## Start Task input

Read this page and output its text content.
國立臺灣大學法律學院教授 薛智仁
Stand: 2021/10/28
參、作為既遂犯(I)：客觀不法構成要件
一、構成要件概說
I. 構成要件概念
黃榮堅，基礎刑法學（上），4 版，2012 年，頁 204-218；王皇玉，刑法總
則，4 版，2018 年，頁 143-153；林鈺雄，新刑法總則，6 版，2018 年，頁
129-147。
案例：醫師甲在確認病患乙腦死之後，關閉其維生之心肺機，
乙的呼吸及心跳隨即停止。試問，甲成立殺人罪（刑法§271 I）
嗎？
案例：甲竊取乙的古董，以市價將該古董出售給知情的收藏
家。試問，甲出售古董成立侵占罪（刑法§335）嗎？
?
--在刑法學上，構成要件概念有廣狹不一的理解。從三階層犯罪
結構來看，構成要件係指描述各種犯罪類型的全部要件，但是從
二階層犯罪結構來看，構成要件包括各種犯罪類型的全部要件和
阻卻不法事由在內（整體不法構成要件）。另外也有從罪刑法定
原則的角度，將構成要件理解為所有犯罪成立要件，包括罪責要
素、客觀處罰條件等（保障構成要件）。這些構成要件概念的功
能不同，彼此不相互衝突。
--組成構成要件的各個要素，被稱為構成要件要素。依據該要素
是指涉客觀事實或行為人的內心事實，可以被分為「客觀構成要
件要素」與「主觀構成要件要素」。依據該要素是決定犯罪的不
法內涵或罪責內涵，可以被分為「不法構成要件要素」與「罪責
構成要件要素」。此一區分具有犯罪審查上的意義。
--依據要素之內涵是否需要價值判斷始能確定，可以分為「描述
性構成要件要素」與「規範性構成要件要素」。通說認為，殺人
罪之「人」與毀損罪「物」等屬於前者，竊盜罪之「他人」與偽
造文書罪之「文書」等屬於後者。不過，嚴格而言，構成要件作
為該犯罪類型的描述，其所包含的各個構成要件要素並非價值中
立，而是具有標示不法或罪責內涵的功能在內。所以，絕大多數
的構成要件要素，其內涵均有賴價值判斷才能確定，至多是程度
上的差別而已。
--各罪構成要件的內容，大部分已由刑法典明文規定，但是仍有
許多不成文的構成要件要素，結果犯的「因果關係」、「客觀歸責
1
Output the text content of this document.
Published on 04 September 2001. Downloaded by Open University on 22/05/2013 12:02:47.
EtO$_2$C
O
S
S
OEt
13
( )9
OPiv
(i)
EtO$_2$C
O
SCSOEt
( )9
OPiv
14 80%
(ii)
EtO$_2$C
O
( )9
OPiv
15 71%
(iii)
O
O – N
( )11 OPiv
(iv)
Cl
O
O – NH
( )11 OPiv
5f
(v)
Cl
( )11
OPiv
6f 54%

## End Task input

Goal —
Your task is to repeat every entry exactly.

Solution to the problem —
Read this page and output its text content.
國立臺灣大學法律學院教授 薛智仁
Stand: 2021/10/28
參、作為既遂犯(I)：客觀不法構成要件
一、構成要件概說
I. 構成要件概念
黃榮堅，基礎刑法學（上），4 版，2012 年，頁 204-218；王皇玉，刑法總
則，4 版，2018 年，頁 143-153；林鈺雄，新刑法總則，6 版，2018 年，頁
129-147。
案例：醫師甲在確認病患乙腦死之後，關閉其維生之心肺機，
乙的呼吸及心跳隨即停止。試問，甲成立殺人罪（刑法§271 I）
嗎？
案例：甲竊取乙的古董，以市價將該古董出售給知情的收藏
家。試問，甲出售古董成立侵占罪（刑法§335）嗎？
?
--在刑法學上，構成要件概念有廣狹不一的理解。從三階層犯罪
結構來看，構成要件係指描述各種犯罪類型的全部要件，但是從
二階層犯罪結構來看，構成要件包括各種犯罪類型的全部要件和
阻卻不法事由在內（整體不法構成要件）。另外也有從罪刑法定
原則的角度，將構成要件理解為所有犯罪成立要件，包括罪責要
素、客觀處罰條件等（保障構成要件）。這些構成要件概念的功
能不同，彼此不相互衝突。
--組成構成要件的各個要素，被稱為構成要件要素。依據該要素
是指涉客觀事實或行為人的內心事實，可以被分為「客觀構成要
件要素」與「主觀構成要件要素」。依據該要素是決定犯罪的不
法內涵或罪責內涵，可以被分為「不法構成要件要素」與「罪責
構成要件要素」。此一區分具有犯罪審查上的意義。
--依據要素之內涵是否需要價值判斷始能確定，可以分為「描述
性構成要件要素」與「規範性構成要件要素」。通說認為，殺人
罪之「人」與毀損罪「物」等屬於前者，竊盜罪之「他人」與偽
造文書罪之「文書」等屬於後者。不過，嚴格而言，構成要件作
為該犯罪類型的描述，其所包含的各個構成要件要素並非價值中
立，而是具有標示不法或罪責內涵的功能在內。所以，絕大多數
的構成要件要素，其內涵均有賴價值判斷才能確定，至多是程度
上的差別而已。
--各罪構成要件的內容，大部分已由刑法典明文規定，但是仍有
許多不成文的構成要件要素，結果犯的「因果關係」、「客觀歸責
1
Output the text content of this document.
Published on 04 September 2001. Downloaded by Open University on 22/05/2013 12:02:47.
EtO$_2$C
O
S
S
OEt
13
( )9
OPiv
(i)
EtO$_2$C
O
SCSOEt
( )9
OPiv
14 80%
(ii)
EtO$_2$C
O
( )9
OPiv
15 71%
(iii)
O
O – N
( )11 OPiv
(iv)
Cl
O
O – NH
( )11 OPiv
5f
(v)
Cl
( )11
OPiv
6f 54%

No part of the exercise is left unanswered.